Source data:
-=-=-=-=-
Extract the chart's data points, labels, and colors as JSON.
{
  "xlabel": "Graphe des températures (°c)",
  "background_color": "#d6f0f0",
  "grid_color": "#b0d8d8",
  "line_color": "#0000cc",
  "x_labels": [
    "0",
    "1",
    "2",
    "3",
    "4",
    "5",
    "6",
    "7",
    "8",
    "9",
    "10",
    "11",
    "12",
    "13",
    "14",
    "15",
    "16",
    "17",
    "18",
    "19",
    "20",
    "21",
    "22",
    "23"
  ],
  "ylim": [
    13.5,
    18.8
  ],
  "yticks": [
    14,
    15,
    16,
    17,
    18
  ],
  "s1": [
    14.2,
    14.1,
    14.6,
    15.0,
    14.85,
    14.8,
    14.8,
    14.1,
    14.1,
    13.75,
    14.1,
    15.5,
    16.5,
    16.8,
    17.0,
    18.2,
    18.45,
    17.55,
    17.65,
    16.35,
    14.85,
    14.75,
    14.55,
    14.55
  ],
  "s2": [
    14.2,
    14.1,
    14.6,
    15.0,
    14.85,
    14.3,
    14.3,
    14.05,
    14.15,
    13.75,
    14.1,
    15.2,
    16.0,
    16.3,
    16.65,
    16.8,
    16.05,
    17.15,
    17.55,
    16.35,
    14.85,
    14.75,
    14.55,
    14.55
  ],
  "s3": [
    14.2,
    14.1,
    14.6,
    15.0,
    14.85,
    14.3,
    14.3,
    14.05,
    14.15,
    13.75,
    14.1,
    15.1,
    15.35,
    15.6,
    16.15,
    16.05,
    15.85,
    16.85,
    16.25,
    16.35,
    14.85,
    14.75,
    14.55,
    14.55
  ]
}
-=-=-=-=-
§ **What is asked**
Transcribe every entry exactly, omitting nothing.

§ **Solution for this exercise**
Extract the chart's data points, labels, and colors as JSON.
{
  "xlabel": "Graphe des températures (°c)",
  "background_color": "#d6f0f0",
  "grid_color": "#b0d8d8",
  "line_color": "#0000cc",
  "x_labels": [
    "0",
    "1",
    "2",
    "3",
    "4",
    "5",
    "6",
    "7",
    "8",
    "9",
    "10",
    "11",
    "12",
    "13",
    "14",
    "15",
    "16",
    "17",
    "18",
    "19",
    "20",
    "21",
    "22",
    "23"
  ],
  "ylim": [
    13.5,
    18.8
  ],
  "yticks": [
    14,
    15,
    16,
    17,
    18
  ],
  "s1": [
    14.2,
    14.1,
    14.6,
    15.0,
    14.85,
    14.8,
    14.8,
    14.1,
    14.1,
    13.75,
    14.1,
    15.5,
    16.5,
    16.8,
    17.0,
    18.2,
    18.45,
    17.55,
    17.65,
    16.35,
    14.85,
    14.75,
    14.55,
    14.55
  ],
  "s2": [
    14.2,
    14.1,
    14.6,
    15.0,
    14.85,
    14.3,
    14.3,
    14.05,
    14.15,
    13.75,
    14.1,
    15.2,
    16.0,
    16.3,
    16.65,
    16.8,
    16.05,
    17.15,
    17.55,
    16.35,
    14.85,
    14.75,
    14.55,
    14.55
  ],
  "s3": [
    14.2,
    14.1,
    14.6,
    15.0,
    14.85,
    14.3,
    14.3,
    14.05,
    14.15,
    13.75,
    14.1,
    15.1,
    15.35,
    15.6,
    16.15,
    16.05,
    15.85,
    16.85,
    16.25,
    16.35,
    14.85,
    14.75,
    14.55,
    14.55
  ]
}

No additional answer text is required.